In the records below, some lines contain "diversity"; state the number of such lines and nothing else.

##########

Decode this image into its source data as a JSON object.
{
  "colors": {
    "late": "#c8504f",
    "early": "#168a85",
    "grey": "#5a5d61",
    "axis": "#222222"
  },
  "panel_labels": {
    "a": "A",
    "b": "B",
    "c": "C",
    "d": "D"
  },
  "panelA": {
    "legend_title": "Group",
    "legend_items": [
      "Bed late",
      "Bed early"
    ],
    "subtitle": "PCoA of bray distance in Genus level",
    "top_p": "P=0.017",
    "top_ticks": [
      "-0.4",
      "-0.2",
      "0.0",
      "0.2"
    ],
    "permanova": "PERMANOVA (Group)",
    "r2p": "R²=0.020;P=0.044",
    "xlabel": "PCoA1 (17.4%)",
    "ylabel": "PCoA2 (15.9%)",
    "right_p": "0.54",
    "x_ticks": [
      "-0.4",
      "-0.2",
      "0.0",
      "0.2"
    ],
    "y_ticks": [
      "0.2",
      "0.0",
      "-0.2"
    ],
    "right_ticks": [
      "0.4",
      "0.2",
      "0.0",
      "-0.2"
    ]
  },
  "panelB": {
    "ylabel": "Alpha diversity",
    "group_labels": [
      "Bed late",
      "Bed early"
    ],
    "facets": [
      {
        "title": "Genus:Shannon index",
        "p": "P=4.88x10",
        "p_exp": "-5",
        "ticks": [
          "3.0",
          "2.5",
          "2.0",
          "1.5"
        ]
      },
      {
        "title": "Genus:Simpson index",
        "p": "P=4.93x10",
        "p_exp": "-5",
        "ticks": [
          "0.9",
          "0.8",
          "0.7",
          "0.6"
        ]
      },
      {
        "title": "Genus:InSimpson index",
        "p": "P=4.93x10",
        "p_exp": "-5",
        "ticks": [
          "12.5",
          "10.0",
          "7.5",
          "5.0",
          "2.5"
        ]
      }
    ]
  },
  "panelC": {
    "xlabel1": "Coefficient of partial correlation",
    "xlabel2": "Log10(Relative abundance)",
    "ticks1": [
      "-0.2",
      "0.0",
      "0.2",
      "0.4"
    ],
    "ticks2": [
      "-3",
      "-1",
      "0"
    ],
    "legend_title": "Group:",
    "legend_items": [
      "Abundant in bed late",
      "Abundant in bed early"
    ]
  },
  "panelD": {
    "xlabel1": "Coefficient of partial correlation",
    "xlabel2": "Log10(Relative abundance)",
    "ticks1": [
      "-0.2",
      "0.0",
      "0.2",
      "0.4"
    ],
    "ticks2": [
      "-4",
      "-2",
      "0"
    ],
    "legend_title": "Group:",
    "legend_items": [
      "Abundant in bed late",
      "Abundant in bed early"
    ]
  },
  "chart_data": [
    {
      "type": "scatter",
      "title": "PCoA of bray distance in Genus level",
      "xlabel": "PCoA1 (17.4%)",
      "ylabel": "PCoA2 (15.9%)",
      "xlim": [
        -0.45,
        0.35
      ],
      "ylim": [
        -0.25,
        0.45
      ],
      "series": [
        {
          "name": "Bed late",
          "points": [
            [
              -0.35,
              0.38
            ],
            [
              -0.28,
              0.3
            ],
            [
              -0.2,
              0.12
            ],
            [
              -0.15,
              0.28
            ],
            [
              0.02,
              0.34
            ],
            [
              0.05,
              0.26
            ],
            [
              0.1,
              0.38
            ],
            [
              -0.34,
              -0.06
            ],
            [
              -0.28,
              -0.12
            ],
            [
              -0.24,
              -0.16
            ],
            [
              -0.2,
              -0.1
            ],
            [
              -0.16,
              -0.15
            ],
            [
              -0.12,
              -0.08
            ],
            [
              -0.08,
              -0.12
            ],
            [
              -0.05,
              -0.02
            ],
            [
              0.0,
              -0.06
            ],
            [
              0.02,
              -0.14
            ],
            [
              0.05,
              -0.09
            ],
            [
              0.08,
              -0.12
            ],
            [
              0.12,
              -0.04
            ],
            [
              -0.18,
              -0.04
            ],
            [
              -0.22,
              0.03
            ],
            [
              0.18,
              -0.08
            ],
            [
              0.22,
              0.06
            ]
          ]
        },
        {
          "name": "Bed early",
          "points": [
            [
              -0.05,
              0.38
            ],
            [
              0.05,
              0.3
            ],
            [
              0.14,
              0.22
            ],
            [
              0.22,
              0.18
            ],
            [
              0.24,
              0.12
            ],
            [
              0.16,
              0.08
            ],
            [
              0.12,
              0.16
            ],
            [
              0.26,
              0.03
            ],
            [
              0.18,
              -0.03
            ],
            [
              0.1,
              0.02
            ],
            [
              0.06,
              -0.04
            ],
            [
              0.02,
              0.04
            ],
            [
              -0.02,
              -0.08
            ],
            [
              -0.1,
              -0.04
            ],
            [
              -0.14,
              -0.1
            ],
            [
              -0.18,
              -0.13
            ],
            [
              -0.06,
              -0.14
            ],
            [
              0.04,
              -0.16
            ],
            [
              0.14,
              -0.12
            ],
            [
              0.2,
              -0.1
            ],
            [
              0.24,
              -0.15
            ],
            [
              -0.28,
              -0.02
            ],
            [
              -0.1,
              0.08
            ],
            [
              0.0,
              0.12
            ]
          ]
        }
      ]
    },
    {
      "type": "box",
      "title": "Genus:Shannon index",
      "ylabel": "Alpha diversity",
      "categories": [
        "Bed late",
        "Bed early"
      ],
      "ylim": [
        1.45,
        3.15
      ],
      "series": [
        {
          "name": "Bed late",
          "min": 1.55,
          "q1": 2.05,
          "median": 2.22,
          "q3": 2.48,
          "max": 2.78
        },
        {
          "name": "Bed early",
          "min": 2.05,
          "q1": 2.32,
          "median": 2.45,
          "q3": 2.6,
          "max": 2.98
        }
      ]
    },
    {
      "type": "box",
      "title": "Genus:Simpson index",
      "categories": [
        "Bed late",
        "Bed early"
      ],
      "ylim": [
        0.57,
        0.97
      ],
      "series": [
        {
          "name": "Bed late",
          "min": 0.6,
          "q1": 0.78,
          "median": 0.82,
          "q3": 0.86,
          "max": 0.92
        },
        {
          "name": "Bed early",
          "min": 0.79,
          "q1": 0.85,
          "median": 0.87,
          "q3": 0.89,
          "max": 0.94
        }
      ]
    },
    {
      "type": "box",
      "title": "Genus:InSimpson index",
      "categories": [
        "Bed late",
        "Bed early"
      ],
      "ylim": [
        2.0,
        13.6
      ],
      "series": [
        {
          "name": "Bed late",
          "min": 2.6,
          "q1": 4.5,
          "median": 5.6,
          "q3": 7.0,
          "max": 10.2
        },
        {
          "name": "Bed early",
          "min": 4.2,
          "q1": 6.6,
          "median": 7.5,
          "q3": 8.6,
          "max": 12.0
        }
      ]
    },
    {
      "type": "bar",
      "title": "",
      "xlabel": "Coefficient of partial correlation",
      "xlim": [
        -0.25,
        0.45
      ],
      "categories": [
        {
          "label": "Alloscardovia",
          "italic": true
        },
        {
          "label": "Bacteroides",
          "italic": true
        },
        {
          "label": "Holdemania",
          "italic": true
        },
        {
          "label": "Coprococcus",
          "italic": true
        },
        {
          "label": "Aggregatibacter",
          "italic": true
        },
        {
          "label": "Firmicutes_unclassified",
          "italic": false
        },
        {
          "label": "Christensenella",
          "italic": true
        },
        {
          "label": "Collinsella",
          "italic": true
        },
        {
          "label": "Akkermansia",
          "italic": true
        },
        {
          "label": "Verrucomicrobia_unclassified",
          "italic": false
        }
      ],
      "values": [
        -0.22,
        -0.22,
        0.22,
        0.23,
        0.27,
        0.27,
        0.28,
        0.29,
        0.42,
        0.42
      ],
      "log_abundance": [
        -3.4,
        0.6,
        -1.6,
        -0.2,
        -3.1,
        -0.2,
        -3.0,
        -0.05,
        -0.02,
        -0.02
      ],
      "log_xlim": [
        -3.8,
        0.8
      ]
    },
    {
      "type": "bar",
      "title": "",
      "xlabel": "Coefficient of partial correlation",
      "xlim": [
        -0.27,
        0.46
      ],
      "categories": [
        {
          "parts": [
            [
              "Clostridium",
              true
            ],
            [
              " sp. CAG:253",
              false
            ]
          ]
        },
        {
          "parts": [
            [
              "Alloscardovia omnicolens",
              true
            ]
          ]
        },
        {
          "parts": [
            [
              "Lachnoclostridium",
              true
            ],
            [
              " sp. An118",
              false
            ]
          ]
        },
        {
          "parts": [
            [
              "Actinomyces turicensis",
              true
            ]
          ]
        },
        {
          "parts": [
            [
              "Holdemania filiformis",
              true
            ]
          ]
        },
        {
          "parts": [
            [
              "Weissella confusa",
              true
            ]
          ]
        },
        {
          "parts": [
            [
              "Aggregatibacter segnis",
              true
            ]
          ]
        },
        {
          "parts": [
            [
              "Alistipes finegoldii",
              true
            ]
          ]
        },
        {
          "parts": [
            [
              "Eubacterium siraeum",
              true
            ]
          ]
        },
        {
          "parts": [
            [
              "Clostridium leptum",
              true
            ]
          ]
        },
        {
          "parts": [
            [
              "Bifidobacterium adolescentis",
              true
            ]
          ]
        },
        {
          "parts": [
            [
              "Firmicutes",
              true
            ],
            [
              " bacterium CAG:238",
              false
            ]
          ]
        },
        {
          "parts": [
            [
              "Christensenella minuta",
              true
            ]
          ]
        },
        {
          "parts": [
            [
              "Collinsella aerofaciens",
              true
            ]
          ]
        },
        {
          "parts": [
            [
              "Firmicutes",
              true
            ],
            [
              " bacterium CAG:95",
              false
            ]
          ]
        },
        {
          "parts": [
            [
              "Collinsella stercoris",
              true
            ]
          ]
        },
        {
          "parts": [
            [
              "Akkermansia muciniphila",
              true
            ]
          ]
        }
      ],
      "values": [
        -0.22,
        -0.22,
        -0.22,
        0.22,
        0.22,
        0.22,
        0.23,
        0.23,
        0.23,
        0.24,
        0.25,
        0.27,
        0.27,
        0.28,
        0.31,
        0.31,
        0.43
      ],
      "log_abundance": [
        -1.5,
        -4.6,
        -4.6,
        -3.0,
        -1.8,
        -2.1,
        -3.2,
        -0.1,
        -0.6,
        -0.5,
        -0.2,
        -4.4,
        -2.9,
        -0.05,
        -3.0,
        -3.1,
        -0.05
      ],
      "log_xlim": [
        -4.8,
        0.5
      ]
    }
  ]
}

##########

### Task output
2